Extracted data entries
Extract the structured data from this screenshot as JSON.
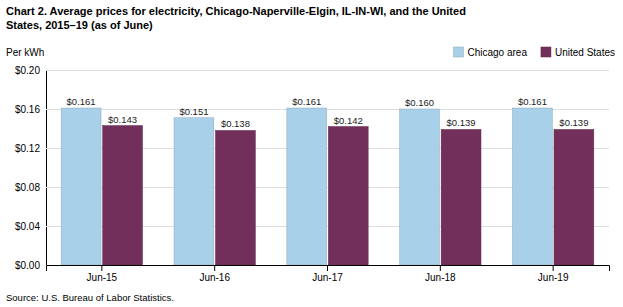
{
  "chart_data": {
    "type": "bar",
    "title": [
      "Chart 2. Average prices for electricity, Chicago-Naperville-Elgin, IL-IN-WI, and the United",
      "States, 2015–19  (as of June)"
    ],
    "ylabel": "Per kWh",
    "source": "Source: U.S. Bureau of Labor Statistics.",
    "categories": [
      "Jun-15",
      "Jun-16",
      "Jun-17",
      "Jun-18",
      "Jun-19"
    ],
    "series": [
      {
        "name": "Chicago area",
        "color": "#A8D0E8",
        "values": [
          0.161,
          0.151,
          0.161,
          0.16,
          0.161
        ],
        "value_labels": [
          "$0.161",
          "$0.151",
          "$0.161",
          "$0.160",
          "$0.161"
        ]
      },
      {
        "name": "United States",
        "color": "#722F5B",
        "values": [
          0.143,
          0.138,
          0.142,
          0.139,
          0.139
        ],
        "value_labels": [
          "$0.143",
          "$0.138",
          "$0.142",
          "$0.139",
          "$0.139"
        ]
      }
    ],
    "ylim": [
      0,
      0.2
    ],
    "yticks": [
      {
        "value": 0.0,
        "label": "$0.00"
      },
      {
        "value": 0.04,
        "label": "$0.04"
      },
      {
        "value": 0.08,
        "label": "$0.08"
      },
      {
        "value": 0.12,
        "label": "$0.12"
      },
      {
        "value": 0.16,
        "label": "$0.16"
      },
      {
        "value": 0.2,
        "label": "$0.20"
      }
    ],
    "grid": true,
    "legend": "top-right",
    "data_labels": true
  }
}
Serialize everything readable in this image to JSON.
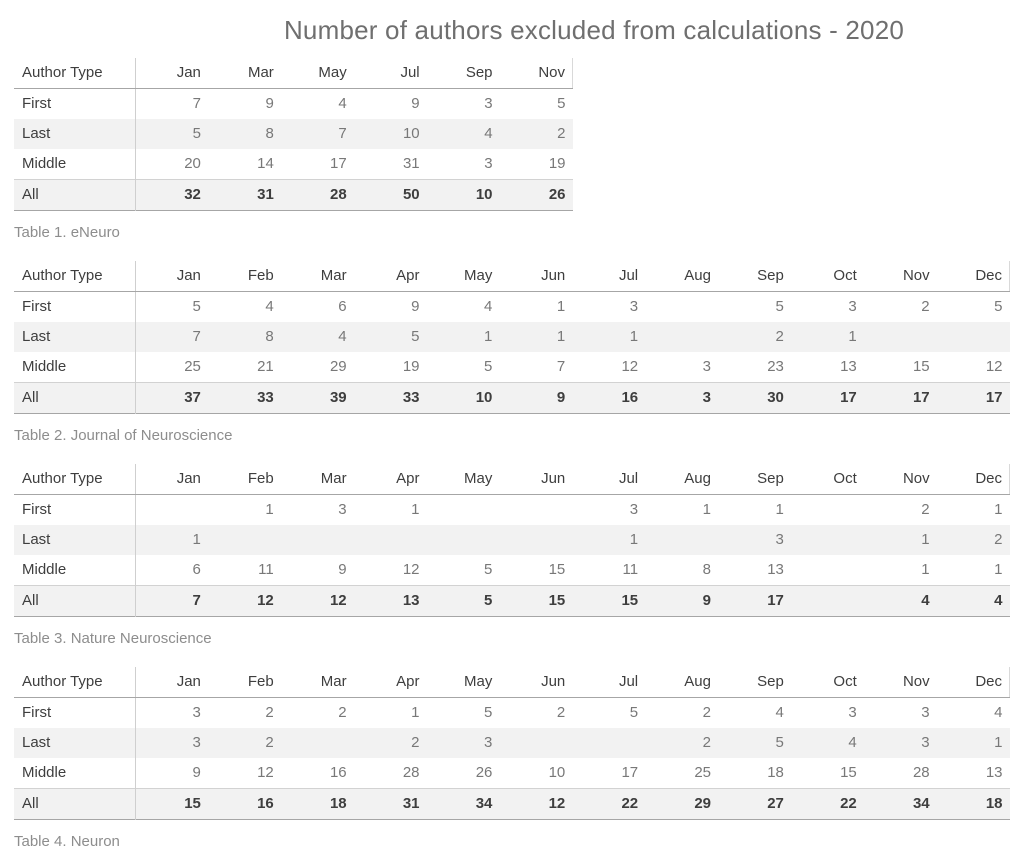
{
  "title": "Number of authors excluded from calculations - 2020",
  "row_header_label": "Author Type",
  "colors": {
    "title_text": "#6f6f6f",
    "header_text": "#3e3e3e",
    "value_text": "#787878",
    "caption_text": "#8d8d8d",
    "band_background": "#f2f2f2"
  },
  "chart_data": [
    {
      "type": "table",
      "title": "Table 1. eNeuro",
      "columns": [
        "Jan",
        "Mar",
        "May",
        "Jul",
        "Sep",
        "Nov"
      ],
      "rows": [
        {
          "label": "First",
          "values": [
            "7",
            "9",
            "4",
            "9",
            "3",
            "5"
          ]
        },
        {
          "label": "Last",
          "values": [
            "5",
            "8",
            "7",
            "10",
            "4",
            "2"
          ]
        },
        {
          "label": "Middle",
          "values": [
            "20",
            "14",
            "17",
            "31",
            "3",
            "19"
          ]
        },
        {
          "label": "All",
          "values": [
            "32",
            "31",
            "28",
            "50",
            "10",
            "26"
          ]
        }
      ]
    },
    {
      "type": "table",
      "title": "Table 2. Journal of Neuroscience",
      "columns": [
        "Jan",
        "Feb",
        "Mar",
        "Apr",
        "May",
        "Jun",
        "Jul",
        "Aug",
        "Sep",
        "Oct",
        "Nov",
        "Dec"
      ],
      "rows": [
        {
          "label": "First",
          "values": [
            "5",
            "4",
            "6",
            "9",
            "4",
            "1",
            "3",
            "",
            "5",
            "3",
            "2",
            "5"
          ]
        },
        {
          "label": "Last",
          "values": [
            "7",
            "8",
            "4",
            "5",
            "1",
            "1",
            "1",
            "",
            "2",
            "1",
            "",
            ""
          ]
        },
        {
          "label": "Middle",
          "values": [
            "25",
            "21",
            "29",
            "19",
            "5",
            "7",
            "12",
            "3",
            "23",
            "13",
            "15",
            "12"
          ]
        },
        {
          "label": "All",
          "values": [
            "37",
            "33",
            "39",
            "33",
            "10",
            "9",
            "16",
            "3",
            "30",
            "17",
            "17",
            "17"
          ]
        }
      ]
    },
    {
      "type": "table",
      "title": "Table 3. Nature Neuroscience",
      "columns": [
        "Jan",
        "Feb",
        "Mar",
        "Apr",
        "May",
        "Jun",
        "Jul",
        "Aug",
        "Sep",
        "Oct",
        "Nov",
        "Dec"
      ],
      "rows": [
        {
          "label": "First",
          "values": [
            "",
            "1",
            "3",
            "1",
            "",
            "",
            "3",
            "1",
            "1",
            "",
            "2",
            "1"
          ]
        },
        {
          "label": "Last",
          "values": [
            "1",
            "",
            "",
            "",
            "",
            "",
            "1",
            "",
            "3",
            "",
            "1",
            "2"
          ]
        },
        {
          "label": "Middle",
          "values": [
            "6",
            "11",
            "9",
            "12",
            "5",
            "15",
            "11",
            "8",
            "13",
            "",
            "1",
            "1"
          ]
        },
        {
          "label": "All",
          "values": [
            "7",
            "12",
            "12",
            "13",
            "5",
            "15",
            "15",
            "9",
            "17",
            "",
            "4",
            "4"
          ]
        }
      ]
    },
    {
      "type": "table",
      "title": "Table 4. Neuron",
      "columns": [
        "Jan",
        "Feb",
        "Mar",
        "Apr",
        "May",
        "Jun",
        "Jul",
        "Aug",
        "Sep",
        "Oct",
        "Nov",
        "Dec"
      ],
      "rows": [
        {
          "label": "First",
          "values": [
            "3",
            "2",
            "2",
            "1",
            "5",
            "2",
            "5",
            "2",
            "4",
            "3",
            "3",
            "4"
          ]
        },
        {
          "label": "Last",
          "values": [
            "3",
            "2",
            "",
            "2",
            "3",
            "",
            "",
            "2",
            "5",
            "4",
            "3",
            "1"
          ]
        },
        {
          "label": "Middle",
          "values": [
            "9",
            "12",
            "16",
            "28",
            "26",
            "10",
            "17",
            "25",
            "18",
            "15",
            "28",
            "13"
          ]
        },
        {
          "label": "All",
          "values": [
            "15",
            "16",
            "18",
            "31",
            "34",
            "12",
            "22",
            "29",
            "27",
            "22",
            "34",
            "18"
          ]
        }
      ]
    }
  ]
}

== EXERCISE TASK ==
Look through the data above. Each line containing the word "name" needs to be copied.

== SOLUTION TO THE EXERCISE ==
        "name": "Chicago area",
        "name": "United States",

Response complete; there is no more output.